Extracted entries -
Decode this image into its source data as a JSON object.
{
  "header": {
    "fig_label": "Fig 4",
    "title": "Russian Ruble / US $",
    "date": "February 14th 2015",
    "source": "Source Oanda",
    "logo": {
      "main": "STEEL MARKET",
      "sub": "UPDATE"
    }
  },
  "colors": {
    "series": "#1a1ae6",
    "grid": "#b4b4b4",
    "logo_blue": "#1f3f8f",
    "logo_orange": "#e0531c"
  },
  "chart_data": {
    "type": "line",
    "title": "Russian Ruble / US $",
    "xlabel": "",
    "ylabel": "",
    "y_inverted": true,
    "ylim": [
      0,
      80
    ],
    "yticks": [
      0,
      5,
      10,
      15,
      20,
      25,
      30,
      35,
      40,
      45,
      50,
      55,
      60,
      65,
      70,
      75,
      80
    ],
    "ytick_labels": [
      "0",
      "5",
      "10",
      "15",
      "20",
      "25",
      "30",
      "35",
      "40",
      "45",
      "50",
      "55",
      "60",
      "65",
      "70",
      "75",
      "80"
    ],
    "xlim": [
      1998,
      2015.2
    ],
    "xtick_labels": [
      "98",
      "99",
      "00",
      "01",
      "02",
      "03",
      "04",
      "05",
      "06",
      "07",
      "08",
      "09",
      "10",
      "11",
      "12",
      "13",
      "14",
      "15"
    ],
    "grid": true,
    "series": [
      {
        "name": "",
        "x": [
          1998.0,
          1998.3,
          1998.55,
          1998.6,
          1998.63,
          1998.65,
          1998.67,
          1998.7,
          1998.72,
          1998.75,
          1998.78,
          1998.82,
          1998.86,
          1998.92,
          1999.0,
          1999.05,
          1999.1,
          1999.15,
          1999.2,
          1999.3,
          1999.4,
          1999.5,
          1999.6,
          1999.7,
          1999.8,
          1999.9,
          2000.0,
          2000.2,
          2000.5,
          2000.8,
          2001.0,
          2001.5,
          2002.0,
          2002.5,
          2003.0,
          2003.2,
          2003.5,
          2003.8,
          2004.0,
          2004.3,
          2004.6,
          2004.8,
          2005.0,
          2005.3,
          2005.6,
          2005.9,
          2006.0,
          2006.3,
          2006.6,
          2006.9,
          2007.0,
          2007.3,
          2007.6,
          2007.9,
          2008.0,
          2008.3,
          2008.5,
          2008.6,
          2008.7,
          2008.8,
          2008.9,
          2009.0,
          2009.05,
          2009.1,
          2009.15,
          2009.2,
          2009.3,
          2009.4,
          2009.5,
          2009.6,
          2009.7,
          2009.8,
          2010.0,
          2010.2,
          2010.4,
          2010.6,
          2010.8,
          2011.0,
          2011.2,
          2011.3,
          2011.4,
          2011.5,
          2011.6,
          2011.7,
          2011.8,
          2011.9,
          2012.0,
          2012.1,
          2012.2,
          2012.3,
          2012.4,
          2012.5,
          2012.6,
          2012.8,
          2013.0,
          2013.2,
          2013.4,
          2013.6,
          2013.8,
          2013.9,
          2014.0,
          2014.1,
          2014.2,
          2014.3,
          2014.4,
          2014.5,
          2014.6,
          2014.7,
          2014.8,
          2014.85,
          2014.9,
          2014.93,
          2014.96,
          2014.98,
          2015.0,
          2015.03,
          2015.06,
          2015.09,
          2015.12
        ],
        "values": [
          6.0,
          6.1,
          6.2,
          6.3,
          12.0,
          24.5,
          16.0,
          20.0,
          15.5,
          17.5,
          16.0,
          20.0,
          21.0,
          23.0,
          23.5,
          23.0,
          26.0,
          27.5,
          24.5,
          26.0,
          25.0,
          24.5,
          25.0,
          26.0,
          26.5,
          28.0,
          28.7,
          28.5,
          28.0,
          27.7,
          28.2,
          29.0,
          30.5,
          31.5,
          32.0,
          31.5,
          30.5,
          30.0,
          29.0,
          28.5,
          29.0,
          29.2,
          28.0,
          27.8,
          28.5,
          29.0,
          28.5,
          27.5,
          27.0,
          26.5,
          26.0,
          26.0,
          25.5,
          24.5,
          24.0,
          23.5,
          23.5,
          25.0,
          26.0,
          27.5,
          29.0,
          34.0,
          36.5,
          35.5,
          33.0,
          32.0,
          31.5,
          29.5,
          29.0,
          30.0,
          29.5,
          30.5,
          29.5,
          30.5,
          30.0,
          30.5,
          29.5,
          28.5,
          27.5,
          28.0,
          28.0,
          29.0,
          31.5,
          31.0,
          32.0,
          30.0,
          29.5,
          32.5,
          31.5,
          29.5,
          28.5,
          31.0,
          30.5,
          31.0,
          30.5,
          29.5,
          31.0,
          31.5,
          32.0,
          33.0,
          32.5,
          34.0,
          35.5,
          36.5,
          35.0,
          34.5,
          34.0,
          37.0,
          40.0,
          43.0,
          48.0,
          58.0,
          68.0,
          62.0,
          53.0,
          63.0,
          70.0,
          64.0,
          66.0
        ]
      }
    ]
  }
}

Direction - From the entries above, list each line with "source" in it.

Output for this task -
Decode this image into its source data as a JSON object.
    "source": "Source Oanda",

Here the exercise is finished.